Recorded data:
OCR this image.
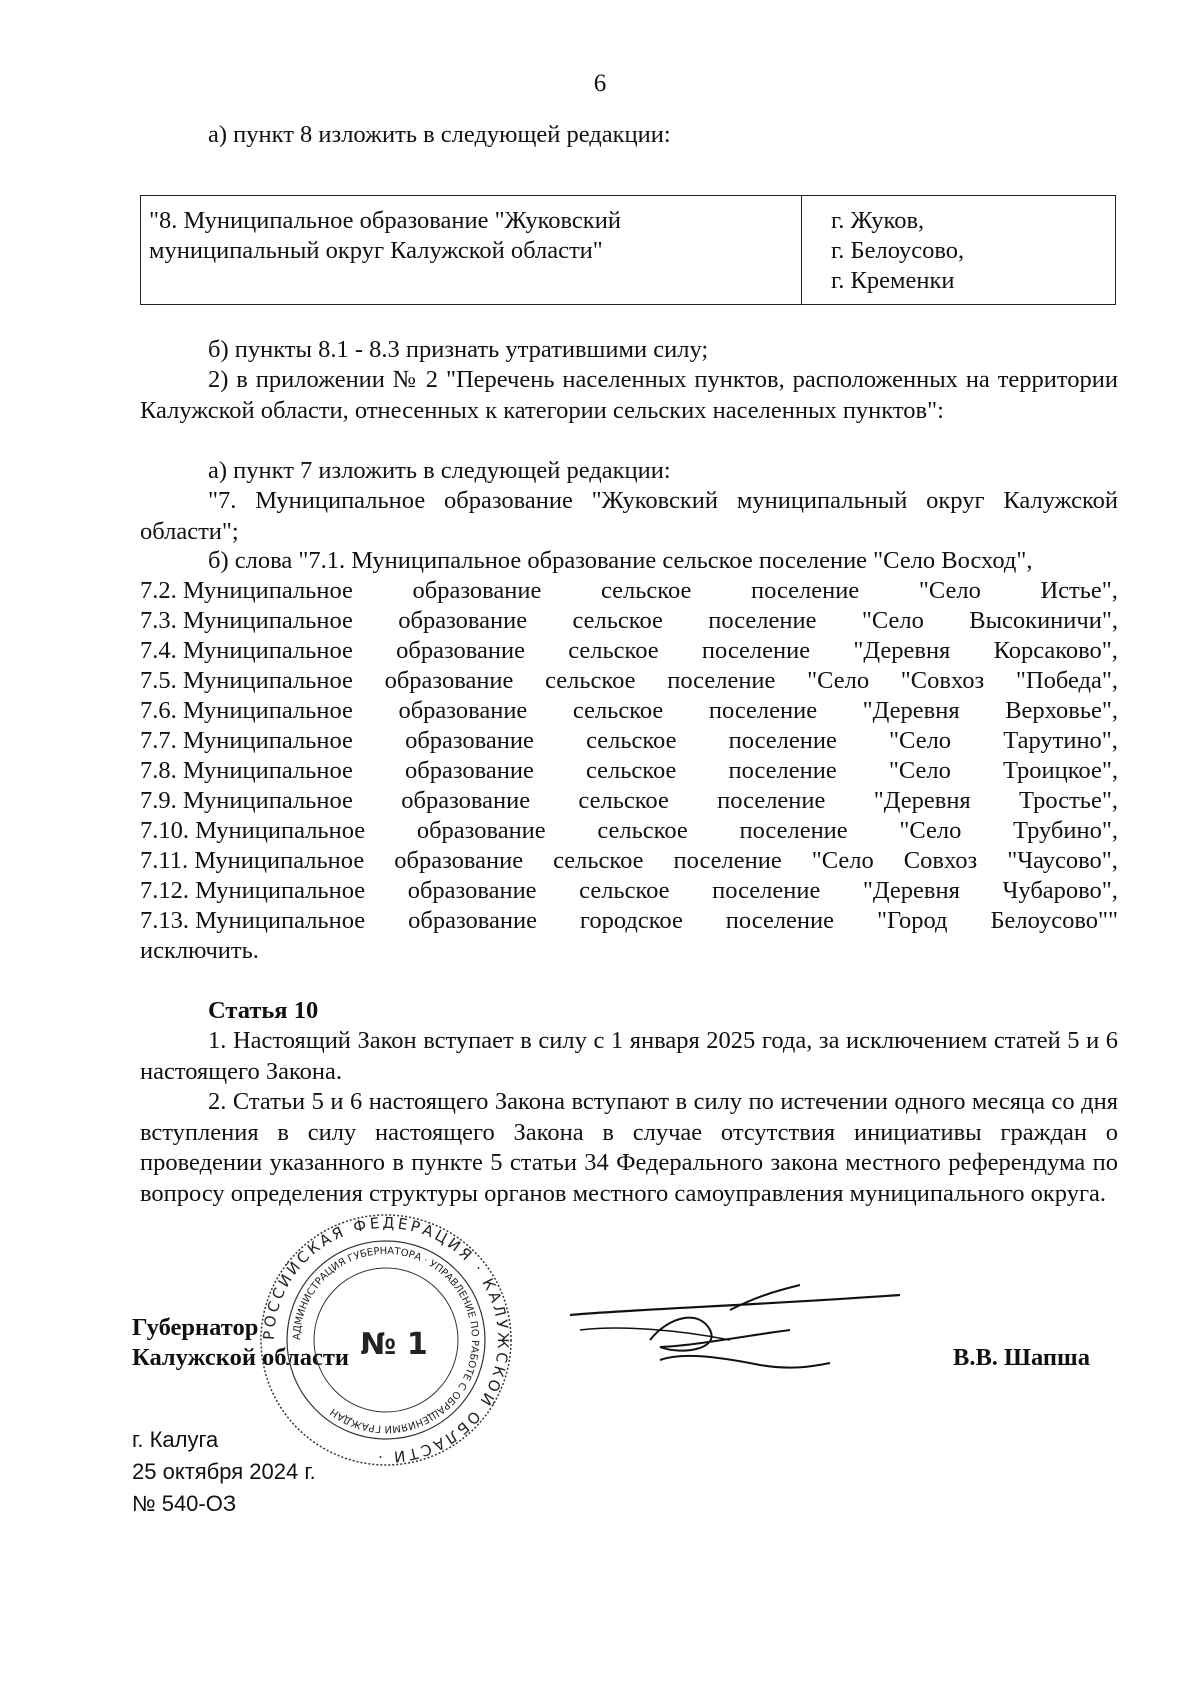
6
а) пункт 8 изложить в следующей редакции:
"8. Муниципальное образование "Жуковский
муниципальный округ Калужской области"
г. Жуков,
г. Белоусово,
г. Кременки
б) пункты 8.1 - 8.3 признать утратившими силу;
2) в приложении № 2 "Перечень населенных пунктов, расположенных на территории Калужской области, отнесенных к категории сельских населенных пунктов":
а) пункт 7 изложить в следующей редакции:
"7. Муниципальное образование "Жуковский муниципальный округ Калужской области";
б) слова "7.1. Муниципальное образование сельское поселение "Село Восход",
7.2. Муниципальное образование сельское поселение "Село Истье",
7.3. Муниципальное образование сельское поселение "Село Высокиничи",
7.4. Муниципальное образование сельское поселение "Деревня Корсаково",
7.5. Муниципальное образование сельское поселение "Село "Совхоз "Победа",
7.6. Муниципальное образование сельское поселение "Деревня Верховье",
7.7. Муниципальное образование сельское поселение "Село Тарутино",
7.8. Муниципальное образование сельское поселение "Село Троицкое",
7.9. Муниципальное образование сельское поселение "Деревня Тростье",
7.10. Муниципальное образование сельское поселение "Село Трубино",
7.11. Муниципальное образование сельское поселение "Село Совхоз "Чаусово",
7.12. Муниципальное образование сельское поселение "Деревня Чубарово",
7.13. Муниципальное образование городское поселение "Город Белоусово""
исключить.
Статья 10
1. Настоящий Закон вступает в силу с 1 января 2025 года, за исключением статей 5 и 6 настоящего Закона.
2. Статьи 5 и 6 настоящего Закона вступают в силу по истечении одного месяца со дня вступления в силу настоящего Закона в случае отсутствия инициативы граждан о проведении указанного в пункте 5 статьи 34 Федерального закона местного референдума по вопросу определения структуры органов местного самоуправления муниципального округа.
Губернатор
Калужской области	В.В. Шапша
РОССИЙСКАЯ ФЕДЕРАЦИЯ · КАЛУЖСКОЙ ОБЛАСТИ ·
АДМИНИСТРАЦИЯ ГУБЕРНАТОРА · УПРАВЛЕНИЕ ПО РАБОТЕ С ОБРАЩЕНИЯМИ ГРАЖДАН
№ 1
г. Калуга
25 октября 2024 г.
№ 540-ОЗ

Task: Search the listing above for the string "следующей". Copy every line that contains it.

Correct output:
а) пункт 8 изложить в следующей редакции:
а) пункт 7 изложить в следующей редакции:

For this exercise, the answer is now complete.